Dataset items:

════════════════

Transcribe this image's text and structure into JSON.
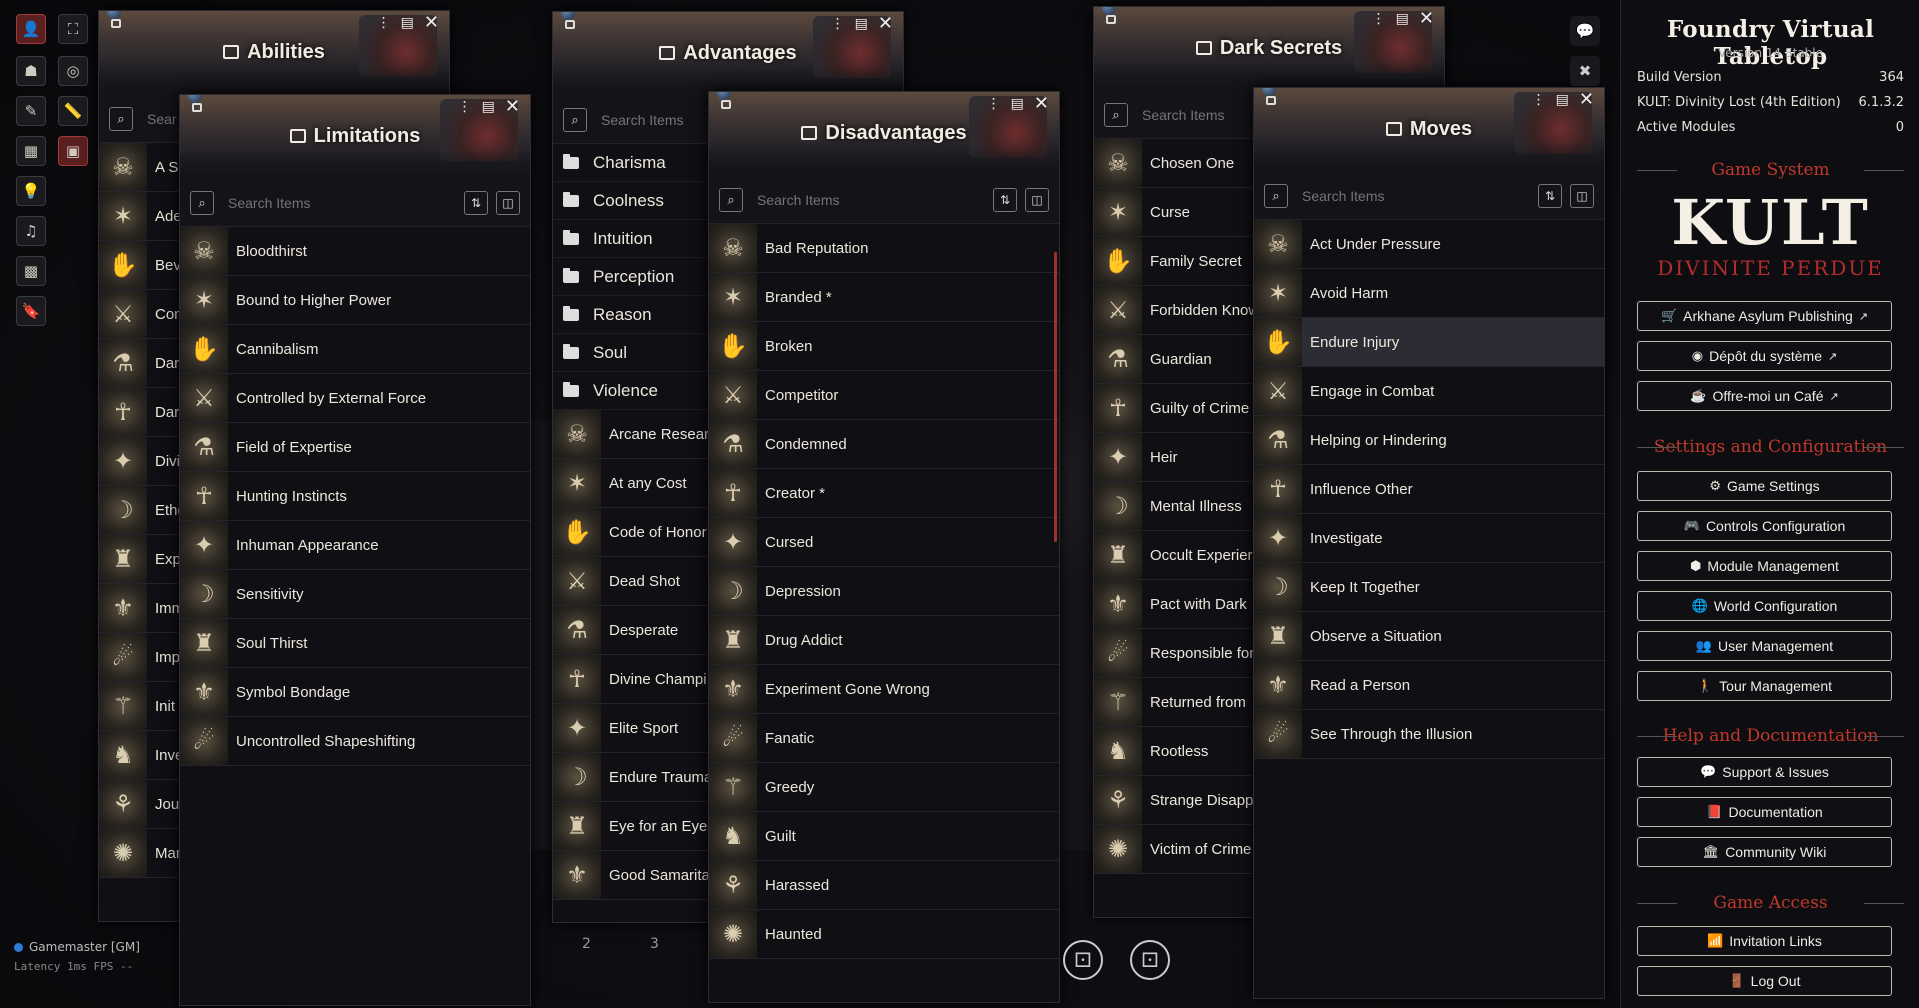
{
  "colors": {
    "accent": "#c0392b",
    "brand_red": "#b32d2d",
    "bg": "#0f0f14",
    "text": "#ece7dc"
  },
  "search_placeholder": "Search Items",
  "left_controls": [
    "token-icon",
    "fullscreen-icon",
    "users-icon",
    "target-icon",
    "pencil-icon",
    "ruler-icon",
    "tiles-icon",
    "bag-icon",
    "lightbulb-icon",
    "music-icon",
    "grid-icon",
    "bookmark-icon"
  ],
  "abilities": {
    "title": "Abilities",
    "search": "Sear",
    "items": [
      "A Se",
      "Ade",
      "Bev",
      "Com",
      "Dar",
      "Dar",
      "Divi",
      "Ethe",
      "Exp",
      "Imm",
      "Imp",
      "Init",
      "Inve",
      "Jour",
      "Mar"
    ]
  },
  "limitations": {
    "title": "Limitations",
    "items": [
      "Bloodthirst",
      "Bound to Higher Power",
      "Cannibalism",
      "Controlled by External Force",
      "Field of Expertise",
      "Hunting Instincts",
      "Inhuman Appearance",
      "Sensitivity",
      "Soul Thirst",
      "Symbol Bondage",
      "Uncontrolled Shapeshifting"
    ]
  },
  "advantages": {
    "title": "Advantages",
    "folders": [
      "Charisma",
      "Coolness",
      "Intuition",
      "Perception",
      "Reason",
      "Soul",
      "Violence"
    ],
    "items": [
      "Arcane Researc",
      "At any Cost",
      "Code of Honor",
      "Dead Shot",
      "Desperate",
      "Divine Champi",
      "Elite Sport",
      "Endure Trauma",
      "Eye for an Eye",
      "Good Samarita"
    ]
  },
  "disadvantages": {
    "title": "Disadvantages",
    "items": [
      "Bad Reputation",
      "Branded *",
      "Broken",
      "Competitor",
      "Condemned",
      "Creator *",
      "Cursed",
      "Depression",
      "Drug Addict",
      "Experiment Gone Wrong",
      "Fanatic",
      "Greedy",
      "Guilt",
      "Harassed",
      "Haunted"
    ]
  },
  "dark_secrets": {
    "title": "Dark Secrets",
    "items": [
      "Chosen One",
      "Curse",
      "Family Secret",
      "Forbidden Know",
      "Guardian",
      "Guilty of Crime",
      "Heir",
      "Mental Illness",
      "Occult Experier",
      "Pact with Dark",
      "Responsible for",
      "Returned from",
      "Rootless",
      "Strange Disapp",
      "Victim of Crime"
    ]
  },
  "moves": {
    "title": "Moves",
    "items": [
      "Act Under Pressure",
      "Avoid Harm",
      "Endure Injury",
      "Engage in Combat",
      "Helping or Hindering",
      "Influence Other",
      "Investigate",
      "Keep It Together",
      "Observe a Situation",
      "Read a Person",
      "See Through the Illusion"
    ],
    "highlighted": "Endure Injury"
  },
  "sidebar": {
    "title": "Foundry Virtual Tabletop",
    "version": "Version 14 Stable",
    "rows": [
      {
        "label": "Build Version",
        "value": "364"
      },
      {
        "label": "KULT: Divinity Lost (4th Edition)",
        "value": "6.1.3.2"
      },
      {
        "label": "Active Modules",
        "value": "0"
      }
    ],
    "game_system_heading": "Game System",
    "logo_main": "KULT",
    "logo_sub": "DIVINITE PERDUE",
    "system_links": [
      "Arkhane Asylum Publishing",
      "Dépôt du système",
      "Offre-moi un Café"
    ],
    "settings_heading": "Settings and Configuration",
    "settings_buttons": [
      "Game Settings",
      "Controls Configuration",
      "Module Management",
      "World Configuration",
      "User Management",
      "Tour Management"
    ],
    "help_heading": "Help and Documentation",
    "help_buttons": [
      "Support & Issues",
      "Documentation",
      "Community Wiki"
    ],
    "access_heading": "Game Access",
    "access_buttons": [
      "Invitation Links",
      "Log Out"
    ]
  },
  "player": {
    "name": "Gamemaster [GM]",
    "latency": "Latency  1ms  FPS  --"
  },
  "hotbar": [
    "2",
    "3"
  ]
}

════════════════

* INSTRUCTIONS TO FOLLOW: Each line that holds the word "Version" should be extracted from the records.

* SOLUTION FOR THIS PROBLEM:
    "version": "Version 14 Stable",
        "label": "Build Version",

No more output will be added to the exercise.